**Short exercise**
Write out all the lines again, precisely as they stand, but without the images.

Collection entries
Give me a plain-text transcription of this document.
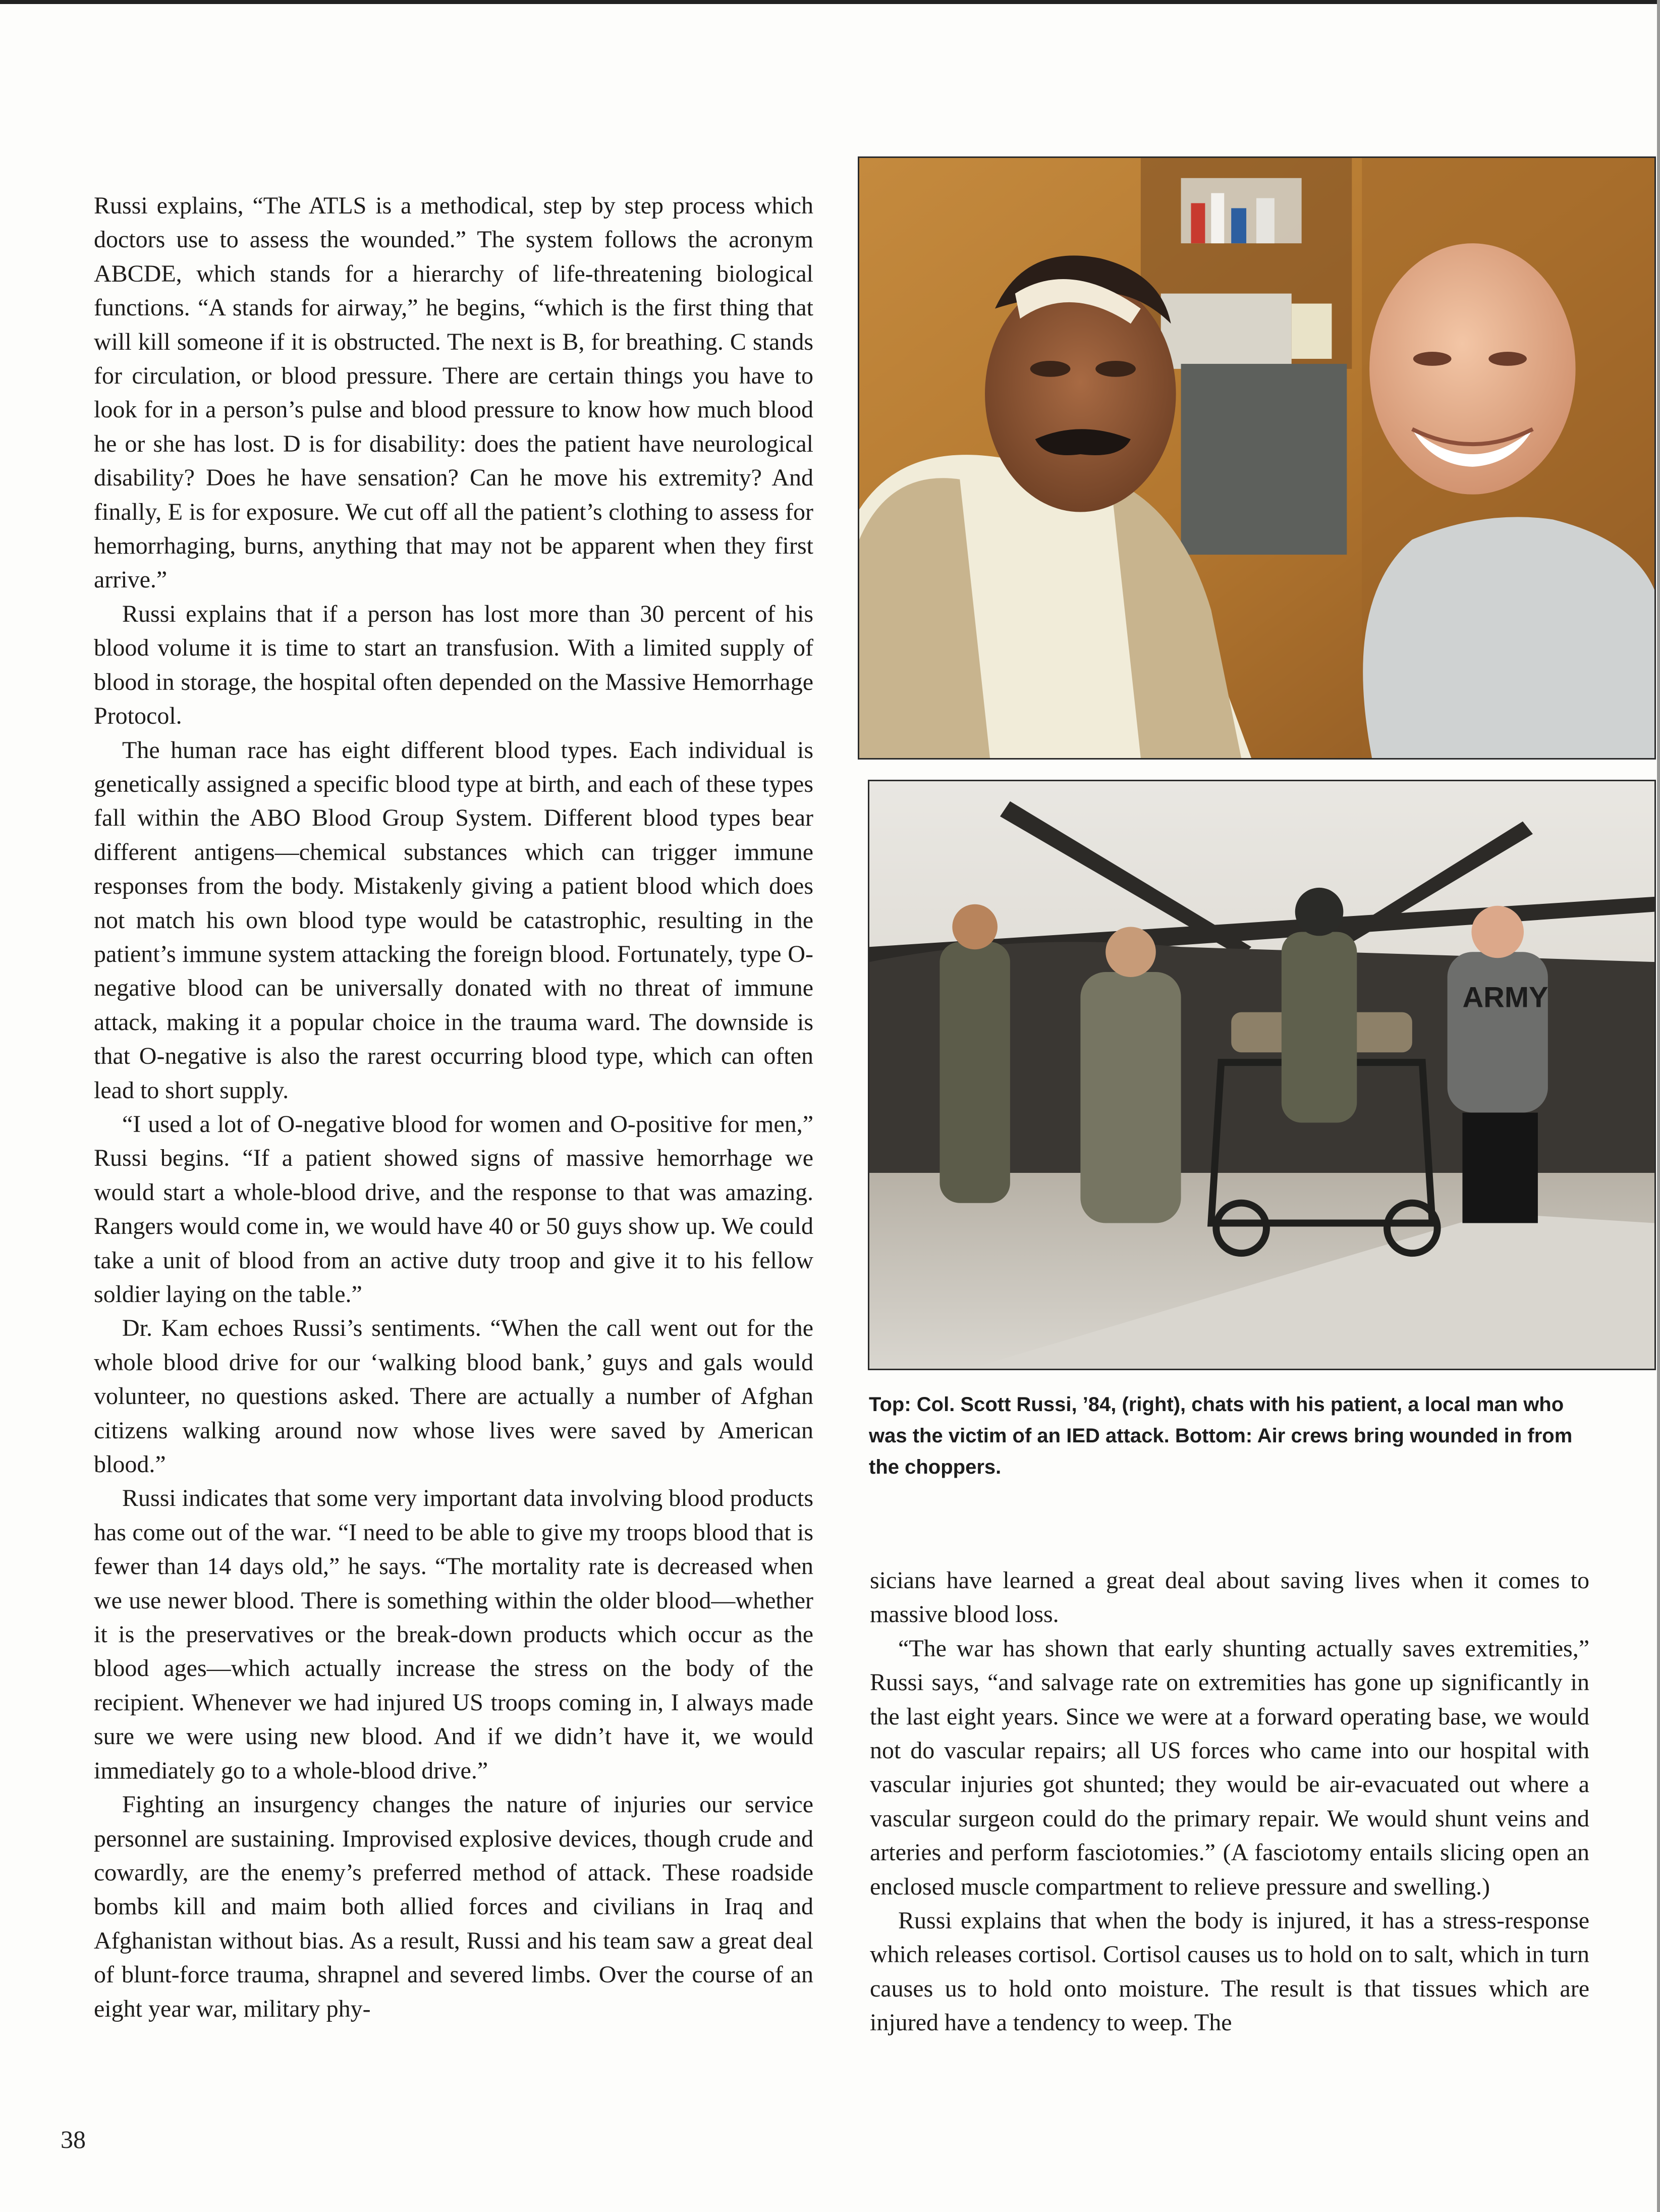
Russi explains, “The ATLS is a methodical, step by step process which doctors use to assess the wounded.” The system follows the acronym ABCDE, which stands for a hierarchy of life-threatening biological functions. “A stands for airway,” he begins, “which is the first thing that will kill someone if it is obstructed. The next is B, for breathing. C stands for circulation, or blood pressure. There are certain things you have to look for in a person’s pulse and blood pressure to know how much blood he or she has lost. D is for disability: does the patient have neurological disability? Does he have sensation? Can he move his extremity? And finally, E is for exposure. We cut off all the patient’s clothing to assess for hemorrhaging, burns, anything that may not be apparent when they first arrive.”

Russi explains that if a person has lost more than 30 percent of his blood volume it is time to start an transfusion. With a limited supply of blood in storage, the hospital often depended on the Massive Hemorrhage Protocol.

The human race has eight different blood types. Each individual is genetically assigned a specific blood type at birth, and each of these types fall within the ABO Blood Group System. Different blood types bear different antigens—chemical substances which can trigger immune responses from the body. Mistakenly giving a patient blood which does not match his own blood type would be catastrophic, resulting in the patient’s immune system attacking the foreign blood. Fortunately, type O-negative blood can be universally donated with no threat of immune attack, making it a popular choice in the trauma ward. The downside is that O-negative is also the rarest occurring blood type, which can often lead to short supply.

“I used a lot of O-negative blood for women and O-positive for men,” Russi begins. “If a patient showed signs of massive hemorrhage we would start a whole-blood drive, and the response to that was amazing. Rangers would come in, we would have 40 or 50 guys show up. We could take a unit of blood from an active duty troop and give it to his fellow soldier laying on the table.”

Dr. Kam echoes Russi’s sentiments. “When the call went out for the whole blood drive for our ‘walking blood bank,’ guys and gals would volunteer, no questions asked. There are actually a number of Afghan citizens walking around now whose lives were saved by American blood.”

Russi indicates that some very important data involving blood products has come out of the war. “I need to be able to give my troops blood that is fewer than 14 days old,” he says. “The mortality rate is decreased when we use newer blood. There is something within the older blood—whether it is the preservatives or the break-down products which occur as the blood ages—which actually increase the stress on the body of the recipient. Whenever we had injured US troops coming in, I always made sure we were using new blood. And if we didn’t have it, we would immediately go to a whole-blood drive.”

Fighting an insurgency changes the nature of injuries our service personnel are sustaining. Improvised explosive devices, though crude and cowardly, are the enemy’s preferred method of attack. These roadside bombs kill and maim both allied forces and civilians in Iraq and Afghanistan without bias. As a result, Russi and his team saw a great deal of blunt-force trauma, shrapnel and severed limbs. Over the course of an eight year war, military phy-

ARMY
Top: Col. Scott Russi, ’84, (right), chats with his patient, a local man who was the victim of an IED attack. Bottom: Air crews bring wounded in from the choppers.

sicians have learned a great deal about saving lives when it comes to massive blood loss.

“The war has shown that early shunting actually saves extremities,” Russi says, “and salvage rate on extremities has gone up significantly in the last eight years. Since we were at a forward operating base, we would not do vascular repairs; all US forces who came into our hospital with vascular injuries got shunted; they would be air-evacuated out where a vascular surgeon could do the primary repair. We would shunt veins and arteries and perform fasciotomies.” (A fasciotomy entails slicing open an enclosed muscle compartment to relieve pressure and swelling.)

Russi explains that when the body is injured, it has a stress-response which releases cortisol. Cortisol causes us to hold on to salt, which in turn causes us to hold onto moisture. The result is that tissues which are injured have a tendency to weep. The

38
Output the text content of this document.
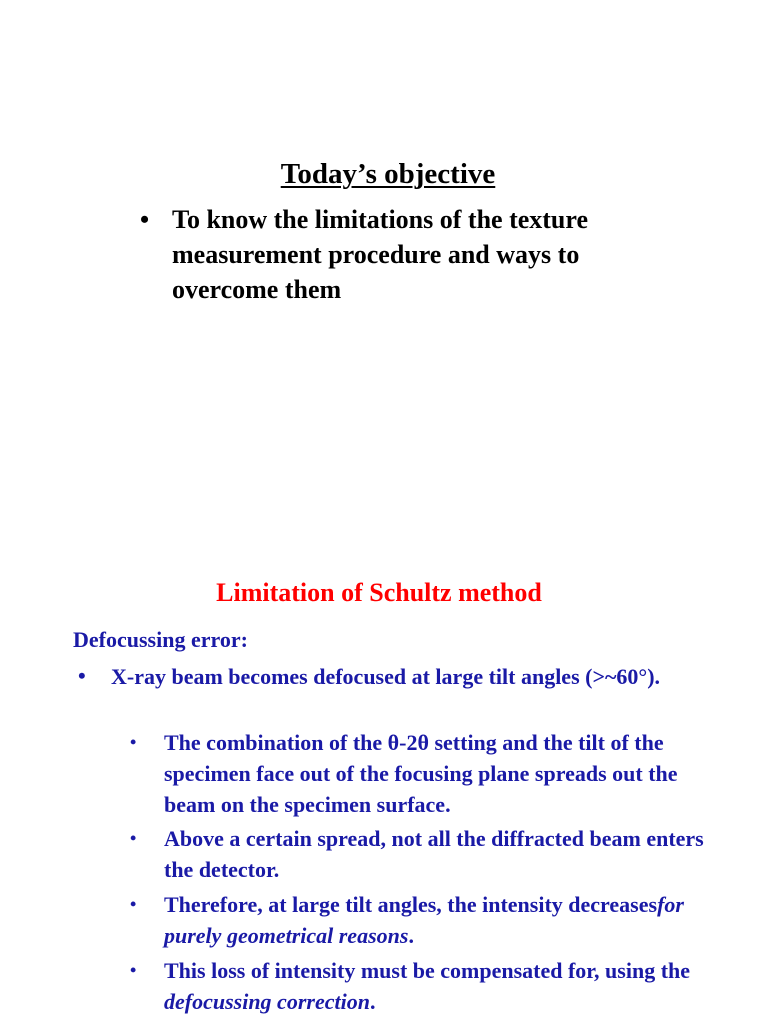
Today’s objective
• To know the limitations of the texture measurement procedure and ways to overcome them
Limitation of Schultz method
Defocussing error:
• X-ray beam becomes defocused at large tilt angles (>~60°).
• The combination of the θ-2θ setting and the tilt of the specimen face out of the focusing plane spreads out the beam on the specimen surface.
• Above a certain spread, not all the diffracted beam enters the detector.
• Therefore, at large tilt angles, the intensity decreasesfor purely geometrical reasons.
• This loss of intensity must be compensated for, using the defocussing correction.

**Task answer**
Give me a plain-text transcription of this document.
Russi explains, “The ATLS is a methodical, step by step process which doctors use to assess the wounded.” The system follows the acronym ABCDE, which stands for a hierarchy of life-threatening biological functions. “A stands for airway,” he begins, “which is the first thing that will kill someone if it is obstructed. The next is B, for breathing. C stands for circulation, or blood pressure. There are certain things you have to look for in a person’s pulse and blood pressure to know how much blood he or she has lost. D is for disability: does the patient have neurological disability? Does he have sensation? Can he move his extremity? And finally, E is for exposure. We cut off all the patient’s clothing to assess for hemorrhaging, burns, anything that may not be apparent when they first arrive.”

Russi explains that if a person has lost more than 30 percent of his blood volume it is time to start an transfusion. With a limited supply of blood in storage, the hospital often depended on the Massive Hemorrhage Protocol.

The human race has eight different blood types. Each individual is genetically assigned a specific blood type at birth, and each of these types fall within the ABO Blood Group System. Different blood types bear different antigens—chemical substances which can trigger immune responses from the body. Mistakenly giving a patient blood which does not match his own blood type would be catastrophic, resulting in the patient’s immune system attacking the foreign blood. Fortunately, type O-negative blood can be universally donated with no threat of immune attack, making it a popular choice in the trauma ward. The downside is that O-negative is also the rarest occurring blood type, which can often lead to short supply.

“I used a lot of O-negative blood for women and O-positive for men,” Russi begins. “If a patient showed signs of massive hemorrhage we would start a whole-blood drive, and the response to that was amazing. Rangers would come in, we would have 40 or 50 guys show up. We could take a unit of blood from an active duty troop and give it to his fellow soldier laying on the table.”

Dr. Kam echoes Russi’s sentiments. “When the call went out for the whole blood drive for our ‘walking blood bank,’ guys and gals would volunteer, no questions asked. There are actually a number of Afghan citizens walking around now whose lives were saved by American blood.”

Russi indicates that some very important data involving blood products has come out of the war. “I need to be able to give my troops blood that is fewer than 14 days old,” he says. “The mortality rate is decreased when we use newer blood. There is something within the older blood—whether it is the preservatives or the break-down products which occur as the blood ages—which actually increase the stress on the body of the recipient. Whenever we had injured US troops coming in, I always made sure we were using new blood. And if we didn’t have it, we would immediately go to a whole-blood drive.”

Fighting an insurgency changes the nature of injuries our service personnel are sustaining. Improvised explosive devices, though crude and cowardly, are the enemy’s preferred method of attack. These roadside bombs kill and maim both allied forces and civilians in Iraq and Afghanistan without bias. As a result, Russi and his team saw a great deal of blunt-force trauma, shrapnel and severed limbs. Over the course of an eight year war, military phy-

ARMY
Top: Col. Scott Russi, ’84, (right), chats with his patient, a local man who was the victim of an IED attack. Bottom: Air crews bring wounded in from the choppers.

sicians have learned a great deal about saving lives when it comes to massive blood loss.

“The war has shown that early shunting actually saves extremities,” Russi says, “and salvage rate on extremities has gone up significantly in the last eight years. Since we were at a forward operating base, we would not do vascular repairs; all US forces who came into our hospital with vascular injuries got shunted; they would be air-evacuated out where a vascular surgeon could do the primary repair. We would shunt veins and arteries and perform fasciotomies.” (A fasciotomy entails slicing open an enclosed muscle compartment to relieve pressure and swelling.)

Russi explains that when the body is injured, it has a stress-response which releases cortisol. Cortisol causes us to hold on to salt, which in turn causes us to hold onto moisture. The result is that tissues which are injured have a tendency to weep. The

38
Output the text content of this document.
Today’s objective
• To know the limitations of the texture measurement procedure and ways to overcome them
Limitation of Schultz method
Defocussing error:
• X-ray beam becomes defocused at large tilt angles (>~60°).
• The combination of the θ-2θ setting and the tilt of the specimen face out of the focusing plane spreads out the beam on the specimen surface.
• Above a certain spread, not all the diffracted beam enters the detector.
• Therefore, at large tilt angles, the intensity decreasesfor purely geometrical reasons.
• This loss of intensity must be compensated for, using the defocussing correction.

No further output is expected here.